Working data:
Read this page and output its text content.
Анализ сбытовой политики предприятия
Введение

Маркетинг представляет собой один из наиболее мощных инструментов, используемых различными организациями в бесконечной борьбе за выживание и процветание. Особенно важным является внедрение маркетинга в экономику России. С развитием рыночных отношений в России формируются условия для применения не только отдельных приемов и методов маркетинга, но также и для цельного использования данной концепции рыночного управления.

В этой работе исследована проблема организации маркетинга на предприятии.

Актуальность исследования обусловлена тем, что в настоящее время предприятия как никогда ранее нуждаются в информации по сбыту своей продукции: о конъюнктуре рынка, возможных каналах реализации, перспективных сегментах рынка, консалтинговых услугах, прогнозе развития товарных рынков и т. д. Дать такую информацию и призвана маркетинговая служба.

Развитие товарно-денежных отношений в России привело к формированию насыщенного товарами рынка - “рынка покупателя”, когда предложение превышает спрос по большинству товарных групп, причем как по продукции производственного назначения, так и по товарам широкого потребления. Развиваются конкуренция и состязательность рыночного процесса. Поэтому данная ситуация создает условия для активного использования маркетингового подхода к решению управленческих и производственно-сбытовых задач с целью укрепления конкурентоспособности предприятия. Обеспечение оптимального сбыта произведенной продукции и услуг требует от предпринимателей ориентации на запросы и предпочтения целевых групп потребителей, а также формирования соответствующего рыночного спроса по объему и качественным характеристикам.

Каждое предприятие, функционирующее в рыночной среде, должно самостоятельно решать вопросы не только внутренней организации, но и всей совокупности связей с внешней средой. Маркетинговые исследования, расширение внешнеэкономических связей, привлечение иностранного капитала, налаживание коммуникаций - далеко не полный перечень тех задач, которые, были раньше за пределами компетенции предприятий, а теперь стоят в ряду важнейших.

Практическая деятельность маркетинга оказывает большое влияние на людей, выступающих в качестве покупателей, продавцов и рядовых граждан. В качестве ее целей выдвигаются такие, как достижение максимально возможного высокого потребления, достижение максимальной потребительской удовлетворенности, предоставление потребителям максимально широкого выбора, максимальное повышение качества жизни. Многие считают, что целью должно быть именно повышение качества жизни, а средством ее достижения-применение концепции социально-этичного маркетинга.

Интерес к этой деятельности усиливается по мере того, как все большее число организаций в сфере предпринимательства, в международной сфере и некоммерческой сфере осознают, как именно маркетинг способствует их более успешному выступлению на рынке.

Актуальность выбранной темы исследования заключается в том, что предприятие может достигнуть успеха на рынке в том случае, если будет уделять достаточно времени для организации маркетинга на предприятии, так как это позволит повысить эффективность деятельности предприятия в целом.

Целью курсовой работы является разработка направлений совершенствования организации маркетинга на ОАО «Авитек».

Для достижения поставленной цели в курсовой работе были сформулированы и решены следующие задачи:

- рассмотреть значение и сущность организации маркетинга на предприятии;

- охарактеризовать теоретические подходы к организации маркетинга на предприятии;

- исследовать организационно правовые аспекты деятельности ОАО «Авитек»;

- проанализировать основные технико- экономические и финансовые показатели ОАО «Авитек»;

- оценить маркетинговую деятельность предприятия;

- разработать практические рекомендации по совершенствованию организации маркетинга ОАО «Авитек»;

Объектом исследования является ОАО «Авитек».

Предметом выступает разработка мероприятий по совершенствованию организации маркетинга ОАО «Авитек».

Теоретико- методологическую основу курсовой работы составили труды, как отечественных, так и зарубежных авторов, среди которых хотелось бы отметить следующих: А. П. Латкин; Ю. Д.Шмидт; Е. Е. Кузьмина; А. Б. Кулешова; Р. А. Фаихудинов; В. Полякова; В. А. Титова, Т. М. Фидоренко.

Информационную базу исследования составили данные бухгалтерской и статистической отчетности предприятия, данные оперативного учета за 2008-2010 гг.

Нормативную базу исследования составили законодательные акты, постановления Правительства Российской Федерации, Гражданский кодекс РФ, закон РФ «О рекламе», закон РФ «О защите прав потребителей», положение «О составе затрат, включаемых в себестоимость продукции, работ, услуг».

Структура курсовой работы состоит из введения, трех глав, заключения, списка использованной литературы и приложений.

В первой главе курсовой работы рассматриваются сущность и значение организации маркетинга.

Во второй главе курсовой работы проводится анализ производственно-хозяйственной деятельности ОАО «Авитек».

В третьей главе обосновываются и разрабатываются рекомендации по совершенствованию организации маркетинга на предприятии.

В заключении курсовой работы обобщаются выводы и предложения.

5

Exercise task:
Please restate the data word for word, every record included.

Exercise solution:
Read this page and output its text content.
Анализ сбытовой политики предприятия
Введение

Маркетинг представляет собой один из наиболее мощных инструментов, используемых различными организациями в бесконечной борьбе за выживание и процветание. Особенно важным является внедрение маркетинга в экономику России. С развитием рыночных отношений в России формируются условия для применения не только отдельных приемов и методов маркетинга, но также и для цельного использования данной концепции рыночного управления.

В этой работе исследована проблема организации маркетинга на предприятии.

Актуальность исследования обусловлена тем, что в настоящее время предприятия как никогда ранее нуждаются в информации по сбыту своей продукции: о конъюнктуре рынка, возможных каналах реализации, перспективных сегментах рынка, консалтинговых услугах, прогнозе развития товарных рынков и т. д. Дать такую информацию и призвана маркетинговая служба.

Развитие товарно-денежных отношений в России привело к формированию насыщенного товарами рынка - “рынка покупателя”, когда предложение превышает спрос по большинству товарных групп, причем как по продукции производственного назначения, так и по товарам широкого потребления. Развиваются конкуренция и состязательность рыночного процесса. Поэтому данная ситуация создает условия для активного использования маркетингового подхода к решению управленческих и производственно-сбытовых задач с целью укрепления конкурентоспособности предприятия. Обеспечение оптимального сбыта произведенной продукции и услуг требует от предпринимателей ориентации на запросы и предпочтения целевых групп потребителей, а также формирования соответствующего рыночного спроса по объему и качественным характеристикам.

Каждое предприятие, функционирующее в рыночной среде, должно самостоятельно решать вопросы не только внутренней организации, но и всей совокупности связей с внешней средой. Маркетинговые исследования, расширение внешнеэкономических связей, привлечение иностранного капитала, налаживание коммуникаций - далеко не полный перечень тех задач, которые, были раньше за пределами компетенции предприятий, а теперь стоят в ряду важнейших.

Практическая деятельность маркетинга оказывает большое влияние на людей, выступающих в качестве покупателей, продавцов и рядовых граждан. В качестве ее целей выдвигаются такие, как достижение максимально возможного высокого потребления, достижение максимальной потребительской удовлетворенности, предоставление потребителям максимально широкого выбора, максимальное повышение качества жизни. Многие считают, что целью должно быть именно повышение качества жизни, а средством ее достижения-применение концепции социально-этичного маркетинга.

Интерес к этой деятельности усиливается по мере того, как все большее число организаций в сфере предпринимательства, в международной сфере и некоммерческой сфере осознают, как именно маркетинг способствует их более успешному выступлению на рынке.

Актуальность выбранной темы исследования заключается в том, что предприятие может достигнуть успеха на рынке в том случае, если будет уделять достаточно времени для организации маркетинга на предприятии, так как это позволит повысить эффективность деятельности предприятия в целом.

Целью курсовой работы является разработка направлений совершенствования организации маркетинга на ОАО «Авитек».

Для достижения поставленной цели в курсовой работе были сформулированы и решены следующие задачи:

- рассмотреть значение и сущность организации маркетинга на предприятии;

- охарактеризовать теоретические подходы к организации маркетинга на предприятии;

- исследовать организационно правовые аспекты деятельности ОАО «Авитек»;

- проанализировать основные технико- экономические и финансовые показатели ОАО «Авитек»;

- оценить маркетинговую деятельность предприятия;

- разработать практические рекомендации по совершенствованию организации маркетинга ОАО «Авитек»;

Объектом исследования является ОАО «Авитек».

Предметом выступает разработка мероприятий по совершенствованию организации маркетинга ОАО «Авитек».

Теоретико- методологическую основу курсовой работы составили труды, как отечественных, так и зарубежных авторов, среди которых хотелось бы отметить следующих: А. П. Латкин; Ю. Д.Шмидт; Е. Е. Кузьмина; А. Б. Кулешова; Р. А. Фаихудинов; В. Полякова; В. А. Титова, Т. М. Фидоренко.

Информационную базу исследования составили данные бухгалтерской и статистической отчетности предприятия, данные оперативного учета за 2008-2010 гг.

Нормативную базу исследования составили законодательные акты, постановления Правительства Российской Федерации, Гражданский кодекс РФ, закон РФ «О рекламе», закон РФ «О защите прав потребителей», положение «О составе затрат, включаемых в себестоимость продукции, работ, услуг».

Структура курсовой работы состоит из введения, трех глав, заключения, списка использованной литературы и приложений.

В первой главе курсовой работы рассматриваются сущность и значение организации маркетинга.

Во второй главе курсовой работы проводится анализ производственно-хозяйственной деятельности ОАО «Авитек».

В третьей главе обосновываются и разрабатываются рекомендации по совершенствованию организации маркетинга на предприятии.

В заключении курсовой работы обобщаются выводы и предложения.

5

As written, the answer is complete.